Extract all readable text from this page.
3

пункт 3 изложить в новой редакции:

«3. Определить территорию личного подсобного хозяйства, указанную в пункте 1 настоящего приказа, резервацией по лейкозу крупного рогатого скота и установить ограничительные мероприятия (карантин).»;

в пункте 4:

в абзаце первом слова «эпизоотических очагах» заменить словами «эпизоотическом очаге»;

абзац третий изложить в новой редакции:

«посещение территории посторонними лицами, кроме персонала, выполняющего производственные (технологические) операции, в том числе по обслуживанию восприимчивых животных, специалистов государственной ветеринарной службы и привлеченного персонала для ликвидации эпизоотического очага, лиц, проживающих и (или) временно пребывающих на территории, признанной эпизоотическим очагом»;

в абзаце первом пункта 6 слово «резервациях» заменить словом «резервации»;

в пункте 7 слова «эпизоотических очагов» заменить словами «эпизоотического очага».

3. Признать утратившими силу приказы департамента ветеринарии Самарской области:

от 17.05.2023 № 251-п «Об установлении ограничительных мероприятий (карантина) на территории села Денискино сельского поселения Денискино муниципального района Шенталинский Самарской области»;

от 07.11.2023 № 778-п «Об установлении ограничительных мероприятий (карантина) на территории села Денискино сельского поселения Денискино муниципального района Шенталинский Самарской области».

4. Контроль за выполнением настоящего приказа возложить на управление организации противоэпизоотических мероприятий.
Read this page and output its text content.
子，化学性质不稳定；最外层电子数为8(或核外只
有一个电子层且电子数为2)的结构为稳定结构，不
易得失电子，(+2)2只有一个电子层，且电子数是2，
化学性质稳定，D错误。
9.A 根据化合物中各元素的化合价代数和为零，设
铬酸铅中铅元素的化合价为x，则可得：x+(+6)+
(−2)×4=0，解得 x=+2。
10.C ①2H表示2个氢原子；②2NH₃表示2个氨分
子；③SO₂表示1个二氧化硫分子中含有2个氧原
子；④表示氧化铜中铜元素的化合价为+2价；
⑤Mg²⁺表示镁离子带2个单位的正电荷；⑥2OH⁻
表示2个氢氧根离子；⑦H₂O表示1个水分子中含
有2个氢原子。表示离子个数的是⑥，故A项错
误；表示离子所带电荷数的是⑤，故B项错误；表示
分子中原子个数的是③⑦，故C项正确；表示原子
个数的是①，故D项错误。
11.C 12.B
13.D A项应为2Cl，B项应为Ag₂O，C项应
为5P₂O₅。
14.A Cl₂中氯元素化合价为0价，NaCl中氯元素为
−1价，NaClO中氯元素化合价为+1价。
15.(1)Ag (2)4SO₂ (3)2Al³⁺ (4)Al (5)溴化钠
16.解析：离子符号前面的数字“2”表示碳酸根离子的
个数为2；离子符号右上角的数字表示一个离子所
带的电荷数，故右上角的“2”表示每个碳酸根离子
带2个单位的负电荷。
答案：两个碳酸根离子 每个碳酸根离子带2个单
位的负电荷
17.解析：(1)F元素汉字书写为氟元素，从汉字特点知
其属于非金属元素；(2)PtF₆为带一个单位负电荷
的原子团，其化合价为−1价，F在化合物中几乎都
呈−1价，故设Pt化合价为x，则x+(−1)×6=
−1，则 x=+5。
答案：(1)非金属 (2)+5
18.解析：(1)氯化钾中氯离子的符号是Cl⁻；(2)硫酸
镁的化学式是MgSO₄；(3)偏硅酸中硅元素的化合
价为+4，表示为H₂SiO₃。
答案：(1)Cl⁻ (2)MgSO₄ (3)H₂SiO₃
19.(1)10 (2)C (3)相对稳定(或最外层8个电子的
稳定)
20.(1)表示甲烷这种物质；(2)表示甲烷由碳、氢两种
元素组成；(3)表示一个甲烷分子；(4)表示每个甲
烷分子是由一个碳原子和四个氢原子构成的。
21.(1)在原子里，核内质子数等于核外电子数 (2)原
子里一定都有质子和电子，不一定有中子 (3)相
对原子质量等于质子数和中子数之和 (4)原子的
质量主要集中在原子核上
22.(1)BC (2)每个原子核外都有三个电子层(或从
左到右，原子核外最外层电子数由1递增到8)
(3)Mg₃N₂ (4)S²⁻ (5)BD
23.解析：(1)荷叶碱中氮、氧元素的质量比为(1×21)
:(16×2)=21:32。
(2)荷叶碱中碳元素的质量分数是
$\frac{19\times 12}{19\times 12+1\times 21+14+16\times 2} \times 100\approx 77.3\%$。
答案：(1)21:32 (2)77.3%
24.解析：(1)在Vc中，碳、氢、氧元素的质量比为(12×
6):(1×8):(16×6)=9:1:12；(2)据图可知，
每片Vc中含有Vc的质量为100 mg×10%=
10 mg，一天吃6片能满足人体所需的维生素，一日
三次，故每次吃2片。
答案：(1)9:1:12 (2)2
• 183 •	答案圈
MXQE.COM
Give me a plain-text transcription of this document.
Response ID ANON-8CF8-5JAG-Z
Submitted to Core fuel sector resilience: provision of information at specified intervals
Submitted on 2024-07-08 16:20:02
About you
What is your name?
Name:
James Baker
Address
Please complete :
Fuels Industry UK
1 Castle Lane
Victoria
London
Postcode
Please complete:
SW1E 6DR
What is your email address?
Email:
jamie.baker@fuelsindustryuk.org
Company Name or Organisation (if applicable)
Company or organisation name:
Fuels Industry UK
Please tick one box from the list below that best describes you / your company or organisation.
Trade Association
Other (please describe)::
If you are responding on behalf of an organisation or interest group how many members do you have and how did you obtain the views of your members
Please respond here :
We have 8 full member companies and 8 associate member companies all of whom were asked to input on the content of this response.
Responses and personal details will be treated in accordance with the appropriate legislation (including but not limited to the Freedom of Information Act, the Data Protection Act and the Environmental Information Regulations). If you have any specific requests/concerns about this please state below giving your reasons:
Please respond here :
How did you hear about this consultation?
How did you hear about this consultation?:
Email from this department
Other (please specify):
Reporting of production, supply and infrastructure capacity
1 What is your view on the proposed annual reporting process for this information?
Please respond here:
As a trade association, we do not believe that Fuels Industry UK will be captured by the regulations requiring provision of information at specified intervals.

----

**What you will do**
Write the entire listing out again, word for word.

**Answer for the task**
Extract all readable text from this page.
3

пункт 3 изложить в новой редакции:

«3. Определить территорию личного подсобного хозяйства, указанную в пункте 1 настоящего приказа, резервацией по лейкозу крупного рогатого скота и установить ограничительные мероприятия (карантин).»;

в пункте 4:

в абзаце первом слова «эпизоотических очагах» заменить словами «эпизоотическом очаге»;

абзац третий изложить в новой редакции:

«посещение территории посторонними лицами, кроме персонала, выполняющего производственные (технологические) операции, в том числе по обслуживанию восприимчивых животных, специалистов государственной ветеринарной службы и привлеченного персонала для ликвидации эпизоотического очага, лиц, проживающих и (или) временно пребывающих на территории, признанной эпизоотическим очагом»;

в абзаце первом пункта 6 слово «резервациях» заменить словом «резервации»;

в пункте 7 слова «эпизоотических очагов» заменить словами «эпизоотического очага».

3. Признать утратившими силу приказы департамента ветеринарии Самарской области:

от 17.05.2023 № 251-п «Об установлении ограничительных мероприятий (карантина) на территории села Денискино сельского поселения Денискино муниципального района Шенталинский Самарской области»;

от 07.11.2023 № 778-п «Об установлении ограничительных мероприятий (карантина) на территории села Денискино сельского поселения Денискино муниципального района Шенталинский Самарской области».

4. Контроль за выполнением настоящего приказа возложить на управление организации противоэпизоотических мероприятий.
Read this page and output its text content.
子，化学性质不稳定；最外层电子数为8(或核外只
有一个电子层且电子数为2)的结构为稳定结构，不
易得失电子，(+2)2只有一个电子层，且电子数是2，
化学性质稳定，D错误。
9.A 根据化合物中各元素的化合价代数和为零，设
铬酸铅中铅元素的化合价为x，则可得：x+(+6)+
(−2)×4=0，解得 x=+2。
10.C ①2H表示2个氢原子；②2NH₃表示2个氨分
子；③SO₂表示1个二氧化硫分子中含有2个氧原
子；④表示氧化铜中铜元素的化合价为+2价；
⑤Mg²⁺表示镁离子带2个单位的正电荷；⑥2OH⁻
表示2个氢氧根离子；⑦H₂O表示1个水分子中含
有2个氢原子。表示离子个数的是⑥，故A项错
误；表示离子所带电荷数的是⑤，故B项错误；表示
分子中原子个数的是③⑦，故C项正确；表示原子
个数的是①，故D项错误。
11.C 12.B
13.D A项应为2Cl，B项应为Ag₂O，C项应
为5P₂O₅。
14.A Cl₂中氯元素化合价为0价，NaCl中氯元素为
−1价，NaClO中氯元素化合价为+1价。
15.(1)Ag (2)4SO₂ (3)2Al³⁺ (4)Al (5)溴化钠
16.解析：离子符号前面的数字“2”表示碳酸根离子的
个数为2；离子符号右上角的数字表示一个离子所
带的电荷数，故右上角的“2”表示每个碳酸根离子
带2个单位的负电荷。
答案：两个碳酸根离子 每个碳酸根离子带2个单
位的负电荷
17.解析：(1)F元素汉字书写为氟元素，从汉字特点知
其属于非金属元素；(2)PtF₆为带一个单位负电荷
的原子团，其化合价为−1价，F在化合物中几乎都
呈−1价，故设Pt化合价为x，则x+(−1)×6=
−1，则 x=+5。
答案：(1)非金属 (2)+5
18.解析：(1)氯化钾中氯离子的符号是Cl⁻；(2)硫酸
镁的化学式是MgSO₄；(3)偏硅酸中硅元素的化合
价为+4，表示为H₂SiO₃。
答案：(1)Cl⁻ (2)MgSO₄ (3)H₂SiO₃
19.(1)10 (2)C (3)相对稳定(或最外层8个电子的
稳定)
20.(1)表示甲烷这种物质；(2)表示甲烷由碳、氢两种
元素组成；(3)表示一个甲烷分子；(4)表示每个甲
烷分子是由一个碳原子和四个氢原子构成的。
21.(1)在原子里，核内质子数等于核外电子数 (2)原
子里一定都有质子和电子，不一定有中子 (3)相
对原子质量等于质子数和中子数之和 (4)原子的
质量主要集中在原子核上
22.(1)BC (2)每个原子核外都有三个电子层(或从
左到右，原子核外最外层电子数由1递增到8)
(3)Mg₃N₂ (4)S²⁻ (5)BD
23.解析：(1)荷叶碱中氮、氧元素的质量比为(1×21)
:(16×2)=21:32。
(2)荷叶碱中碳元素的质量分数是
$\frac{19\times 12}{19\times 12+1\times 21+14+16\times 2} \times 100\approx 77.3\%$。
答案：(1)21:32 (2)77.3%
24.解析：(1)在Vc中，碳、氢、氧元素的质量比为(12×
6):(1×8):(16×6)=9:1:12；(2)据图可知，
每片Vc中含有Vc的质量为100 mg×10%=
10 mg，一天吃6片能满足人体所需的维生素，一日
三次，故每次吃2片。
答案：(1)9:1:12 (2)2
• 183 •	答案圈
MXQE.COM
Give me a plain-text transcription of this document.
Response ID ANON-8CF8-5JAG-Z
Submitted to Core fuel sector resilience: provision of information at specified intervals
Submitted on 2024-07-08 16:20:02
About you
What is your name?
Name:
James Baker
Address
Please complete :
Fuels Industry UK
1 Castle Lane
Victoria
London
Postcode
Please complete:
SW1E 6DR
What is your email address?
Email:
jamie.baker@fuelsindustryuk.org
Company Name or Organisation (if applicable)
Company or organisation name:
Fuels Industry UK
Please tick one box from the list below that best describes you / your company or organisation.
Trade Association
Other (please describe)::
If you are responding on behalf of an organisation or interest group how many members do you have and how did you obtain the views of your members
Please respond here :
We have 8 full member companies and 8 associate member companies all of whom were asked to input on the content of this response.
Responses and personal details will be treated in accordance with the appropriate legislation (including but not limited to the Freedom of Information Act, the Data Protection Act and the Environmental Information Regulations). If you have any specific requests/concerns about this please state below giving your reasons:
Please respond here :
How did you hear about this consultation?
How did you hear about this consultation?:
Email from this department
Other (please specify):
Reporting of production, supply and infrastructure capacity
1 What is your view on the proposed annual reporting process for this information?
Please respond here:
As a trade association, we do not believe that Fuels Industry UK will be captured by the regulations requiring provision of information at specified intervals.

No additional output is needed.